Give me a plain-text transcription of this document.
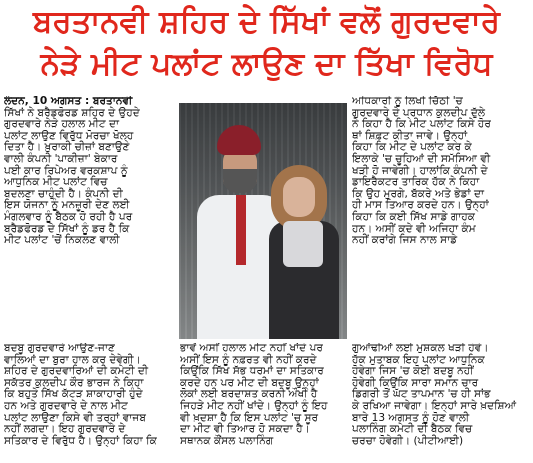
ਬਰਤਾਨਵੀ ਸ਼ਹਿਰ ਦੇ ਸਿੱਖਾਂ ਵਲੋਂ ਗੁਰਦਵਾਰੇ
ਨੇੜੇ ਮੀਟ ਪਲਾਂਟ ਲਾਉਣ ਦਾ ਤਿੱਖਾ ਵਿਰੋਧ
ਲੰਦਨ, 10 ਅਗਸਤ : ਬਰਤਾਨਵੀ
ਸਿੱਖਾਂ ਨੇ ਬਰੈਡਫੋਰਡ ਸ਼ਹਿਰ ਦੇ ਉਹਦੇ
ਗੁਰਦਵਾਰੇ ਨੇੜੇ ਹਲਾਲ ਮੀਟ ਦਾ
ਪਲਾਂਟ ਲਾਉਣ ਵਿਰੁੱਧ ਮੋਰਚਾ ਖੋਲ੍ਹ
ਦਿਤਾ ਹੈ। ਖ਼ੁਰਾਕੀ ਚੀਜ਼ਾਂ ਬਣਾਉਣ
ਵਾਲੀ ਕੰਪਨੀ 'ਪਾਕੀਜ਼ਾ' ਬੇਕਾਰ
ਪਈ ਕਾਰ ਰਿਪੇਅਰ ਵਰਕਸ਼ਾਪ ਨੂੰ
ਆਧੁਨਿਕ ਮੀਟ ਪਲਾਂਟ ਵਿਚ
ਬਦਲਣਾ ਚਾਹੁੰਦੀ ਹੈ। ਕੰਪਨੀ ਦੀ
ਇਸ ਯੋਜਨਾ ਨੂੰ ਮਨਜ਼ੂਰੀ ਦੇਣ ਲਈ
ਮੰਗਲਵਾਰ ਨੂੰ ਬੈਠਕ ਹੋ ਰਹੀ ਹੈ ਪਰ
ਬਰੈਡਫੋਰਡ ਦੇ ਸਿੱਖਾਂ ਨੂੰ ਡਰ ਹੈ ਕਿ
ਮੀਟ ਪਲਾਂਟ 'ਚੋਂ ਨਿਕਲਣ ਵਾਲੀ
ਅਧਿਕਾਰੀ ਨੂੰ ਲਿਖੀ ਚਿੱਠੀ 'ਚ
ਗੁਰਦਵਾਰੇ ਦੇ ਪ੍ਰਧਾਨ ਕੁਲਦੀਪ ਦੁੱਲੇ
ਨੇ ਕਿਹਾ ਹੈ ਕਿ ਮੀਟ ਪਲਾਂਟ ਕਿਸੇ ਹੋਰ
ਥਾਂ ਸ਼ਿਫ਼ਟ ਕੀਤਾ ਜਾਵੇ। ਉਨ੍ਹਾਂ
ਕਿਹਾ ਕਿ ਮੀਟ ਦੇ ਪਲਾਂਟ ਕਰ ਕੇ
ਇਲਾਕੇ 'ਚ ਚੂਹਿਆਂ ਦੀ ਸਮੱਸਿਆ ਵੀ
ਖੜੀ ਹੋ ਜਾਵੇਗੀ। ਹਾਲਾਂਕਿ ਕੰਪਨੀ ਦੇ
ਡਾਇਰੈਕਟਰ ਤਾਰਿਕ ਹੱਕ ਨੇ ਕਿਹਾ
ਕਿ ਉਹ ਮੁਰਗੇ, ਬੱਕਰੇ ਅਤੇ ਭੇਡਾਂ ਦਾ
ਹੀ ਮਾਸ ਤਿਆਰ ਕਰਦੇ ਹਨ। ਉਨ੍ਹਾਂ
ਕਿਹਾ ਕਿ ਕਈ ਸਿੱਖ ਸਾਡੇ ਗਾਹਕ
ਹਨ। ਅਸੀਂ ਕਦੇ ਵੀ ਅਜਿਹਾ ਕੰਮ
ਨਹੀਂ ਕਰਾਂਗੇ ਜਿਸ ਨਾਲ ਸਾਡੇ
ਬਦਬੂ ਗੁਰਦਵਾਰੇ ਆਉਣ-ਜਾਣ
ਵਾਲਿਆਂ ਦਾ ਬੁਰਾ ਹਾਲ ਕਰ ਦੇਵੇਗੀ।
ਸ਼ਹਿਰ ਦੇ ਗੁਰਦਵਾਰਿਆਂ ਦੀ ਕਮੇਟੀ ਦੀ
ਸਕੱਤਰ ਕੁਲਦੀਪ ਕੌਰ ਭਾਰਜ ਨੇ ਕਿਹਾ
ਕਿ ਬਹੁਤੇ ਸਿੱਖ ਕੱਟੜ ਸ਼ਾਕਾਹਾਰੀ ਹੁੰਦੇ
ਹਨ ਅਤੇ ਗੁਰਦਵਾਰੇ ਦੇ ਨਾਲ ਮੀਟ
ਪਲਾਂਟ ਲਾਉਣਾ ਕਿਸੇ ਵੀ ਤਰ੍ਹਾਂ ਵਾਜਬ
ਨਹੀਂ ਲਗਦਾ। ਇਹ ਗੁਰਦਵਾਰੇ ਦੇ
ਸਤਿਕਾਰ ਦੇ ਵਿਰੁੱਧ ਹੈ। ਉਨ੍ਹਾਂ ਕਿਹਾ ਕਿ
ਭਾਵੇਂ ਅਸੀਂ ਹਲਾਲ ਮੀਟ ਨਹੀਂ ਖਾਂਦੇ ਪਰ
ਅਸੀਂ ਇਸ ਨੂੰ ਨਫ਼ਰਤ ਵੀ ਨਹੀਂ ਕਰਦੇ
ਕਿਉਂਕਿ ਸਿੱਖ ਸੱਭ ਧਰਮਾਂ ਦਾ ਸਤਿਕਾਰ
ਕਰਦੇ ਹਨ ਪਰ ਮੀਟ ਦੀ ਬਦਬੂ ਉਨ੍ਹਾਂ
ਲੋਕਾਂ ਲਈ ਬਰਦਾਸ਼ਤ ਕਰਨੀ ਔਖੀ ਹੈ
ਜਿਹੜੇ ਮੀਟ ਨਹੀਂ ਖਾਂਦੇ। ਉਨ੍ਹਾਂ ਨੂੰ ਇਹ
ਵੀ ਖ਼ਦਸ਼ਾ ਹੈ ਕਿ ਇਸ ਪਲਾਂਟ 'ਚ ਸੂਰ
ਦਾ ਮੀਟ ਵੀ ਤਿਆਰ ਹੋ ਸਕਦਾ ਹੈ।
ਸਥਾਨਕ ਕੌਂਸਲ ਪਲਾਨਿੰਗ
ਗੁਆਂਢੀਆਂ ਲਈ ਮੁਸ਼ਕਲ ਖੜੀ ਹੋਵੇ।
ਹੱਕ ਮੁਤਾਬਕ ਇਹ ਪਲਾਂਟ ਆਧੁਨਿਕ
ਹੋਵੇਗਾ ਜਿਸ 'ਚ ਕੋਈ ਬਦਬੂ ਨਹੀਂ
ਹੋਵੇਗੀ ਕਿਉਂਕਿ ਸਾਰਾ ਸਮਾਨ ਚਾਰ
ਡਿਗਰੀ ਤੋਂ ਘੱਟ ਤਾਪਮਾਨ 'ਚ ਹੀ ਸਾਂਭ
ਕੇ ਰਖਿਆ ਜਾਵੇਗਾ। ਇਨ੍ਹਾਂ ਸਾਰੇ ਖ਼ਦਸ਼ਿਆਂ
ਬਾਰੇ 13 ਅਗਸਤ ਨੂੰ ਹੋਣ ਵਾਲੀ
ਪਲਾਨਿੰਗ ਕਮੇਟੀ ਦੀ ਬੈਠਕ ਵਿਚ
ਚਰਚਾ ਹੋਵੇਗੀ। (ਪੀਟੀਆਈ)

Work instructions
All of the entries above should be copied exactly, except for the pictures.

Problem solution
Give me a plain-text transcription of this document.
ਬਰਤਾਨਵੀ ਸ਼ਹਿਰ ਦੇ ਸਿੱਖਾਂ ਵਲੋਂ ਗੁਰਦਵਾਰੇ
ਨੇੜੇ ਮੀਟ ਪਲਾਂਟ ਲਾਉਣ ਦਾ ਤਿੱਖਾ ਵਿਰੋਧ
ਲੰਦਨ, 10 ਅਗਸਤ : ਬਰਤਾਨਵੀ
ਸਿੱਖਾਂ ਨੇ ਬਰੈਡਫੋਰਡ ਸ਼ਹਿਰ ਦੇ ਉਹਦੇ
ਗੁਰਦਵਾਰੇ ਨੇੜੇ ਹਲਾਲ ਮੀਟ ਦਾ
ਪਲਾਂਟ ਲਾਉਣ ਵਿਰੁੱਧ ਮੋਰਚਾ ਖੋਲ੍ਹ
ਦਿਤਾ ਹੈ। ਖ਼ੁਰਾਕੀ ਚੀਜ਼ਾਂ ਬਣਾਉਣ
ਵਾਲੀ ਕੰਪਨੀ 'ਪਾਕੀਜ਼ਾ' ਬੇਕਾਰ
ਪਈ ਕਾਰ ਰਿਪੇਅਰ ਵਰਕਸ਼ਾਪ ਨੂੰ
ਆਧੁਨਿਕ ਮੀਟ ਪਲਾਂਟ ਵਿਚ
ਬਦਲਣਾ ਚਾਹੁੰਦੀ ਹੈ। ਕੰਪਨੀ ਦੀ
ਇਸ ਯੋਜਨਾ ਨੂੰ ਮਨਜ਼ੂਰੀ ਦੇਣ ਲਈ
ਮੰਗਲਵਾਰ ਨੂੰ ਬੈਠਕ ਹੋ ਰਹੀ ਹੈ ਪਰ
ਬਰੈਡਫੋਰਡ ਦੇ ਸਿੱਖਾਂ ਨੂੰ ਡਰ ਹੈ ਕਿ
ਮੀਟ ਪਲਾਂਟ 'ਚੋਂ ਨਿਕਲਣ ਵਾਲੀ
ਅਧਿਕਾਰੀ ਨੂੰ ਲਿਖੀ ਚਿੱਠੀ 'ਚ
ਗੁਰਦਵਾਰੇ ਦੇ ਪ੍ਰਧਾਨ ਕੁਲਦੀਪ ਦੁੱਲੇ
ਨੇ ਕਿਹਾ ਹੈ ਕਿ ਮੀਟ ਪਲਾਂਟ ਕਿਸੇ ਹੋਰ
ਥਾਂ ਸ਼ਿਫ਼ਟ ਕੀਤਾ ਜਾਵੇ। ਉਨ੍ਹਾਂ
ਕਿਹਾ ਕਿ ਮੀਟ ਦੇ ਪਲਾਂਟ ਕਰ ਕੇ
ਇਲਾਕੇ 'ਚ ਚੂਹਿਆਂ ਦੀ ਸਮੱਸਿਆ ਵੀ
ਖੜੀ ਹੋ ਜਾਵੇਗੀ। ਹਾਲਾਂਕਿ ਕੰਪਨੀ ਦੇ
ਡਾਇਰੈਕਟਰ ਤਾਰਿਕ ਹੱਕ ਨੇ ਕਿਹਾ
ਕਿ ਉਹ ਮੁਰਗੇ, ਬੱਕਰੇ ਅਤੇ ਭੇਡਾਂ ਦਾ
ਹੀ ਮਾਸ ਤਿਆਰ ਕਰਦੇ ਹਨ। ਉਨ੍ਹਾਂ
ਕਿਹਾ ਕਿ ਕਈ ਸਿੱਖ ਸਾਡੇ ਗਾਹਕ
ਹਨ। ਅਸੀਂ ਕਦੇ ਵੀ ਅਜਿਹਾ ਕੰਮ
ਨਹੀਂ ਕਰਾਂਗੇ ਜਿਸ ਨਾਲ ਸਾਡੇ
ਬਦਬੂ ਗੁਰਦਵਾਰੇ ਆਉਣ-ਜਾਣ
ਵਾਲਿਆਂ ਦਾ ਬੁਰਾ ਹਾਲ ਕਰ ਦੇਵੇਗੀ।
ਸ਼ਹਿਰ ਦੇ ਗੁਰਦਵਾਰਿਆਂ ਦੀ ਕਮੇਟੀ ਦੀ
ਸਕੱਤਰ ਕੁਲਦੀਪ ਕੌਰ ਭਾਰਜ ਨੇ ਕਿਹਾ
ਕਿ ਬਹੁਤੇ ਸਿੱਖ ਕੱਟੜ ਸ਼ਾਕਾਹਾਰੀ ਹੁੰਦੇ
ਹਨ ਅਤੇ ਗੁਰਦਵਾਰੇ ਦੇ ਨਾਲ ਮੀਟ
ਪਲਾਂਟ ਲਾਉਣਾ ਕਿਸੇ ਵੀ ਤਰ੍ਹਾਂ ਵਾਜਬ
ਨਹੀਂ ਲਗਦਾ। ਇਹ ਗੁਰਦਵਾਰੇ ਦੇ
ਸਤਿਕਾਰ ਦੇ ਵਿਰੁੱਧ ਹੈ। ਉਨ੍ਹਾਂ ਕਿਹਾ ਕਿ
ਭਾਵੇਂ ਅਸੀਂ ਹਲਾਲ ਮੀਟ ਨਹੀਂ ਖਾਂਦੇ ਪਰ
ਅਸੀਂ ਇਸ ਨੂੰ ਨਫ਼ਰਤ ਵੀ ਨਹੀਂ ਕਰਦੇ
ਕਿਉਂਕਿ ਸਿੱਖ ਸੱਭ ਧਰਮਾਂ ਦਾ ਸਤਿਕਾਰ
ਕਰਦੇ ਹਨ ਪਰ ਮੀਟ ਦੀ ਬਦਬੂ ਉਨ੍ਹਾਂ
ਲੋਕਾਂ ਲਈ ਬਰਦਾਸ਼ਤ ਕਰਨੀ ਔਖੀ ਹੈ
ਜਿਹੜੇ ਮੀਟ ਨਹੀਂ ਖਾਂਦੇ। ਉਨ੍ਹਾਂ ਨੂੰ ਇਹ
ਵੀ ਖ਼ਦਸ਼ਾ ਹੈ ਕਿ ਇਸ ਪਲਾਂਟ 'ਚ ਸੂਰ
ਦਾ ਮੀਟ ਵੀ ਤਿਆਰ ਹੋ ਸਕਦਾ ਹੈ।
ਸਥਾਨਕ ਕੌਂਸਲ ਪਲਾਨਿੰਗ
ਗੁਆਂਢੀਆਂ ਲਈ ਮੁਸ਼ਕਲ ਖੜੀ ਹੋਵੇ।
ਹੱਕ ਮੁਤਾਬਕ ਇਹ ਪਲਾਂਟ ਆਧੁਨਿਕ
ਹੋਵੇਗਾ ਜਿਸ 'ਚ ਕੋਈ ਬਦਬੂ ਨਹੀਂ
ਹੋਵੇਗੀ ਕਿਉਂਕਿ ਸਾਰਾ ਸਮਾਨ ਚਾਰ
ਡਿਗਰੀ ਤੋਂ ਘੱਟ ਤਾਪਮਾਨ 'ਚ ਹੀ ਸਾਂਭ
ਕੇ ਰਖਿਆ ਜਾਵੇਗਾ। ਇਨ੍ਹਾਂ ਸਾਰੇ ਖ਼ਦਸ਼ਿਆਂ
ਬਾਰੇ 13 ਅਗਸਤ ਨੂੰ ਹੋਣ ਵਾਲੀ
ਪਲਾਨਿੰਗ ਕਮੇਟੀ ਦੀ ਬੈਠਕ ਵਿਚ
ਚਰਚਾ ਹੋਵੇਗੀ। (ਪੀਟੀਆਈ)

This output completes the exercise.